#### What to produce:
Retype all the entries word for word, but omit the pictures.

START Exercise materials

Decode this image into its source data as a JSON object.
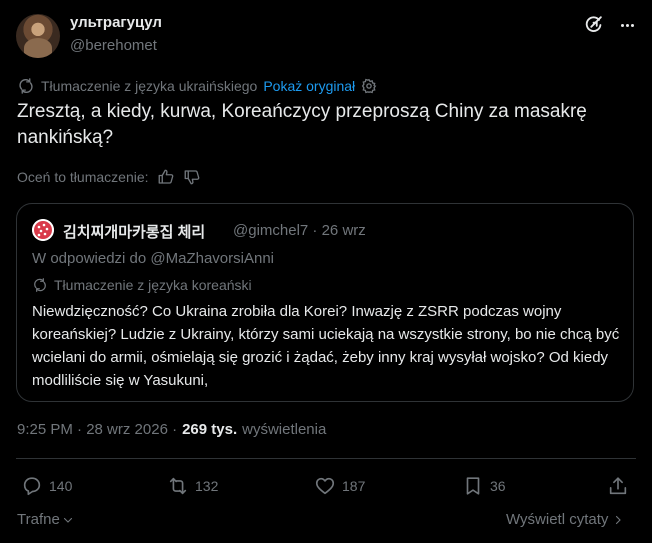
{
  "author": {
    "display_name": "ультрагуцул",
    "handle": "@berehomet"
  },
  "translation": {
    "label": "Tłumaczenie z języka ukraińskiego",
    "show_original": "Pokaż oryginał"
  },
  "tweet_text": "Zresztą, a kiedy, kurwa, Koreańczycy przeproszą Chiny za masakrę nankińską?",
  "rate_label": "Oceń to tłumaczenie:",
  "quote": {
    "display_name": "김치찌개마카롱집 체리",
    "handle_time": "@gimchel7 · 26 wrz",
    "reply_to": "W odpowiedzi do @MaZhavorsiAnni",
    "translation_label": "Tłumaczenie z języka koreański",
    "text": "Niewdzięczność? Co Ukraina zrobiła dla Korei? Inwazję z ZSRR podczas wojny koreańskiej? Ludzie z Ukrainy, którzy sami uciekają na wszystkie strony, bo nie chcą być wcielani do armii, ośmielają się grozić i żądać, żeby inny kraj wysyłał wojsko? Od kiedy modliliście się w Yasukuni,"
  },
  "meta": {
    "time_date": "9:25 PM · 28 wrz 2026 ·",
    "views_count": "269 tys.",
    "views_label": "wyświetlenia"
  },
  "actions": {
    "replies": "140",
    "reposts": "132",
    "likes": "187",
    "bookmarks": "36"
  },
  "footer": {
    "sort_label": "Trafne",
    "quotes_link": "Wyświetl cytaty"
  },
  "colors": {
    "background": "#000000",
    "text": "#e7e9ea",
    "muted": "#71767b",
    "accent": "#1d9bf0",
    "border": "#2f3336"
  }
}
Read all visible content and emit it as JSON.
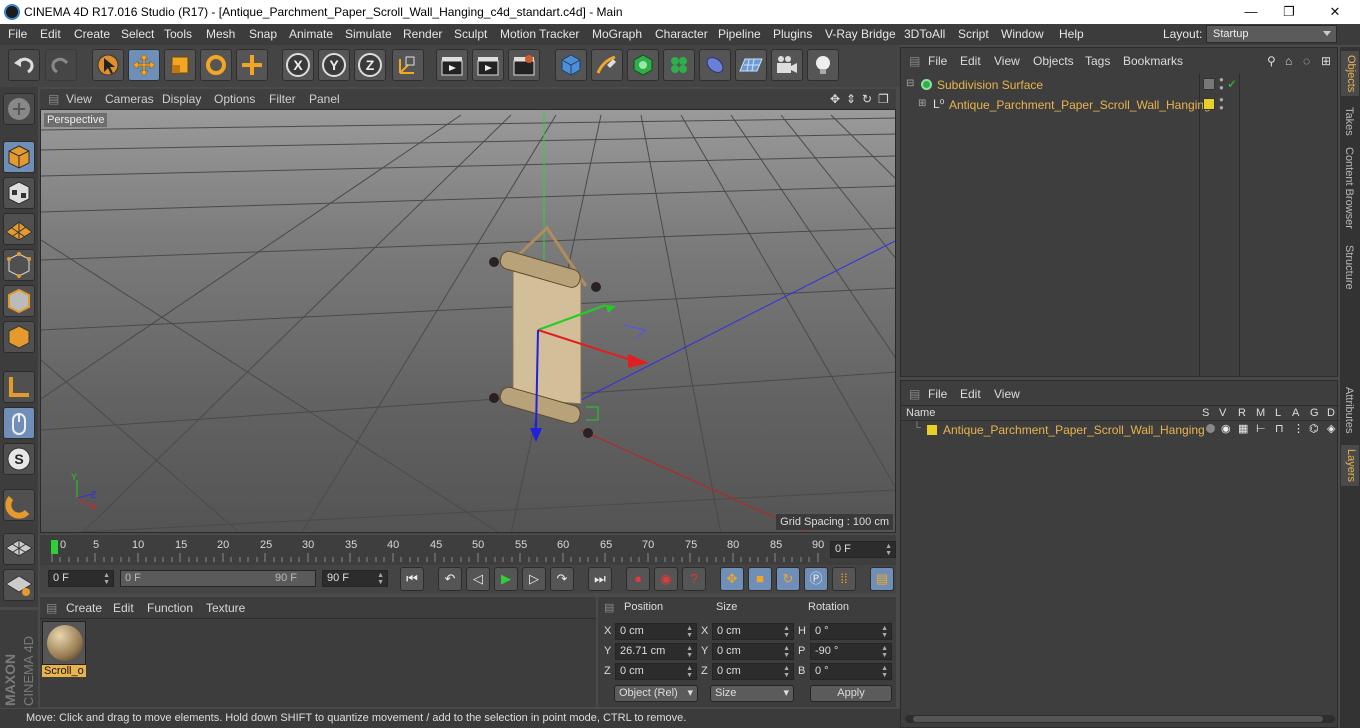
{
  "window": {
    "title": "CINEMA 4D R17.016 Studio (R17) - [Antique_Parchment_Paper_Scroll_Wall_Hanging_c4d_standart.c4d] - Main",
    "minimize": "—",
    "maximize": "❐",
    "close": "✕"
  },
  "menubar": {
    "items": [
      "File",
      "Edit",
      "Create",
      "Select",
      "Tools",
      "Mesh",
      "Snap",
      "Animate",
      "Simulate",
      "Render",
      "Sculpt",
      "Motion Tracker",
      "MoGraph",
      "Character",
      "Pipeline",
      "Plugins",
      "V-Ray Bridge",
      "3DToAll",
      "Script",
      "Window",
      "Help"
    ],
    "layout_label": "Layout:",
    "layout_value": "Startup"
  },
  "viewport": {
    "menu": [
      "View",
      "Cameras",
      "Display",
      "Options",
      "Filter",
      "Panel"
    ],
    "camera": "Perspective",
    "grid_spacing": "Grid Spacing : 100 cm",
    "axis_labels": {
      "y": "Y",
      "x": "X",
      "z": "Z"
    }
  },
  "timeline": {
    "ticks": [
      "0",
      "5",
      "10",
      "15",
      "20",
      "25",
      "30",
      "35",
      "40",
      "45",
      "50",
      "55",
      "60",
      "65",
      "70",
      "75",
      "80",
      "85",
      "90"
    ],
    "current_frame": "0 F"
  },
  "transport": {
    "start": "0 F",
    "range_start": "0 F",
    "range_end": "90 F",
    "end": "90 F"
  },
  "material_manager": {
    "menu": [
      "Create",
      "Edit",
      "Function",
      "Texture"
    ],
    "materials": [
      {
        "name": "Scroll_o"
      }
    ]
  },
  "coordinates": {
    "headers": {
      "position": "Position",
      "size": "Size",
      "rotation": "Rotation"
    },
    "rows": [
      {
        "axis": "X",
        "pos": "0 cm",
        "size_axis": "X",
        "size": "0 cm",
        "rot_axis": "H",
        "rot": "0 °"
      },
      {
        "axis": "Y",
        "pos": "26.71 cm",
        "size_axis": "Y",
        "size": "0 cm",
        "rot_axis": "P",
        "rot": "-90 °"
      },
      {
        "axis": "Z",
        "pos": "0 cm",
        "size_axis": "Z",
        "size": "0 cm",
        "rot_axis": "B",
        "rot": "0 °"
      }
    ],
    "mode": "Object (Rel)",
    "size_mode": "Size",
    "apply": "Apply"
  },
  "status": "Move: Click and drag to move elements. Hold down SHIFT to quantize movement / add to the selection in point mode, CTRL to remove.",
  "object_manager": {
    "menu": [
      "File",
      "Edit",
      "View",
      "Objects",
      "Tags",
      "Bookmarks"
    ],
    "objects": [
      {
        "name": "Subdivision Surface"
      },
      {
        "name": "Antique_Parchment_Paper_Scroll_Wall_Hanging"
      }
    ]
  },
  "layer_manager": {
    "menu": [
      "File",
      "Edit",
      "View"
    ],
    "columns": [
      "Name",
      "S",
      "V",
      "R",
      "M",
      "L",
      "A",
      "G",
      "D"
    ],
    "rows": [
      {
        "name": "Antique_Parchment_Paper_Scroll_Wall_Hanging"
      }
    ]
  },
  "side_tabs": [
    "Objects",
    "Takes",
    "Content Browser",
    "Structure",
    "Attributes",
    "Layers"
  ],
  "brand": {
    "line1": "MAXON",
    "line2": "CINEMA 4D"
  },
  "colors": {
    "accent": "#e9b44c",
    "selected_tool": "#6f8fb8",
    "layer_yellow": "#e8d026"
  }
}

END Exercise materials

#### Response:
Decode this image into its source data as a JSON object.
{
  "author": {
    "display_name": "ультрагуцул",
    "handle": "@berehomet"
  },
  "translation": {
    "label": "Tłumaczenie z języka ukraińskiego",
    "show_original": "Pokaż oryginał"
  },
  "tweet_text": "Zresztą, a kiedy, kurwa, Koreańczycy przeproszą Chiny za masakrę nankińską?",
  "rate_label": "Oceń to tłumaczenie:",
  "quote": {
    "display_name": "김치찌개마카롱집 체리",
    "handle_time": "@gimchel7 · 26 wrz",
    "reply_to": "W odpowiedzi do @MaZhavorsiAnni",
    "translation_label": "Tłumaczenie z języka koreański",
    "text": "Niewdzięczność? Co Ukraina zrobiła dla Korei? Inwazję z ZSRR podczas wojny koreańskiej? Ludzie z Ukrainy, którzy sami uciekają na wszystkie strony, bo nie chcą być wcielani do armii, ośmielają się grozić i żądać, żeby inny kraj wysyłał wojsko? Od kiedy modliliście się w Yasukuni,"
  },
  "meta": {
    "time_date": "9:25 PM · 28 wrz 2026 ·",
    "views_count": "269 tys.",
    "views_label": "wyświetlenia"
  },
  "actions": {
    "replies": "140",
    "reposts": "132",
    "likes": "187",
    "bookmarks": "36"
  },
  "footer": {
    "sort_label": "Trafne",
    "quotes_link": "Wyświetl cytaty"
  },
  "colors": {
    "background": "#000000",
    "text": "#e7e9ea",
    "muted": "#71767b",
    "accent": "#1d9bf0",
    "border": "#2f3336"
  }
}
Read all visible content and emit it as JSON.
{
  "window": {
    "title": "CINEMA 4D R17.016 Studio (R17) - [Antique_Parchment_Paper_Scroll_Wall_Hanging_c4d_standart.c4d] - Main",
    "minimize": "—",
    "maximize": "❐",
    "close": "✕"
  },
  "menubar": {
    "items": [
      "File",
      "Edit",
      "Create",
      "Select",
      "Tools",
      "Mesh",
      "Snap",
      "Animate",
      "Simulate",
      "Render",
      "Sculpt",
      "Motion Tracker",
      "MoGraph",
      "Character",
      "Pipeline",
      "Plugins",
      "V-Ray Bridge",
      "3DToAll",
      "Script",
      "Window",
      "Help"
    ],
    "layout_label": "Layout:",
    "layout_value": "Startup"
  },
  "viewport": {
    "menu": [
      "View",
      "Cameras",
      "Display",
      "Options",
      "Filter",
      "Panel"
    ],
    "camera": "Perspective",
    "grid_spacing": "Grid Spacing : 100 cm",
    "axis_labels": {
      "y": "Y",
      "x": "X",
      "z": "Z"
    }
  },
  "timeline": {
    "ticks": [
      "0",
      "5",
      "10",
      "15",
      "20",
      "25",
      "30",
      "35",
      "40",
      "45",
      "50",
      "55",
      "60",
      "65",
      "70",
      "75",
      "80",
      "85",
      "90"
    ],
    "current_frame": "0 F"
  },
  "transport": {
    "start": "0 F",
    "range_start": "0 F",
    "range_end": "90 F",
    "end": "90 F"
  },
  "material_manager": {
    "menu": [
      "Create",
      "Edit",
      "Function",
      "Texture"
    ],
    "materials": [
      {
        "name": "Scroll_o"
      }
    ]
  },
  "coordinates": {
    "headers": {
      "position": "Position",
      "size": "Size",
      "rotation": "Rotation"
    },
    "rows": [
      {
        "axis": "X",
        "pos": "0 cm",
        "size_axis": "X",
        "size": "0 cm",
        "rot_axis": "H",
        "rot": "0 °"
      },
      {
        "axis": "Y",
        "pos": "26.71 cm",
        "size_axis": "Y",
        "size": "0 cm",
        "rot_axis": "P",
        "rot": "-90 °"
      },
      {
        "axis": "Z",
        "pos": "0 cm",
        "size_axis": "Z",
        "size": "0 cm",
        "rot_axis": "B",
        "rot": "0 °"
      }
    ],
    "mode": "Object (Rel)",
    "size_mode": "Size",
    "apply": "Apply"
  },
  "status": "Move: Click and drag to move elements. Hold down SHIFT to quantize movement / add to the selection in point mode, CTRL to remove.",
  "object_manager": {
    "menu": [
      "File",
      "Edit",
      "View",
      "Objects",
      "Tags",
      "Bookmarks"
    ],
    "objects": [
      {
        "name": "Subdivision Surface"
      },
      {
        "name": "Antique_Parchment_Paper_Scroll_Wall_Hanging"
      }
    ]
  },
  "layer_manager": {
    "menu": [
      "File",
      "Edit",
      "View"
    ],
    "columns": [
      "Name",
      "S",
      "V",
      "R",
      "M",
      "L",
      "A",
      "G",
      "D"
    ],
    "rows": [
      {
        "name": "Antique_Parchment_Paper_Scroll_Wall_Hanging"
      }
    ]
  },
  "side_tabs": [
    "Objects",
    "Takes",
    "Content Browser",
    "Structure",
    "Attributes",
    "Layers"
  ],
  "brand": {
    "line1": "MAXON",
    "line2": "CINEMA 4D"
  },
  "colors": {
    "accent": "#e9b44c",
    "selected_tool": "#6f8fb8",
    "layer_yellow": "#e8d026"
  }
}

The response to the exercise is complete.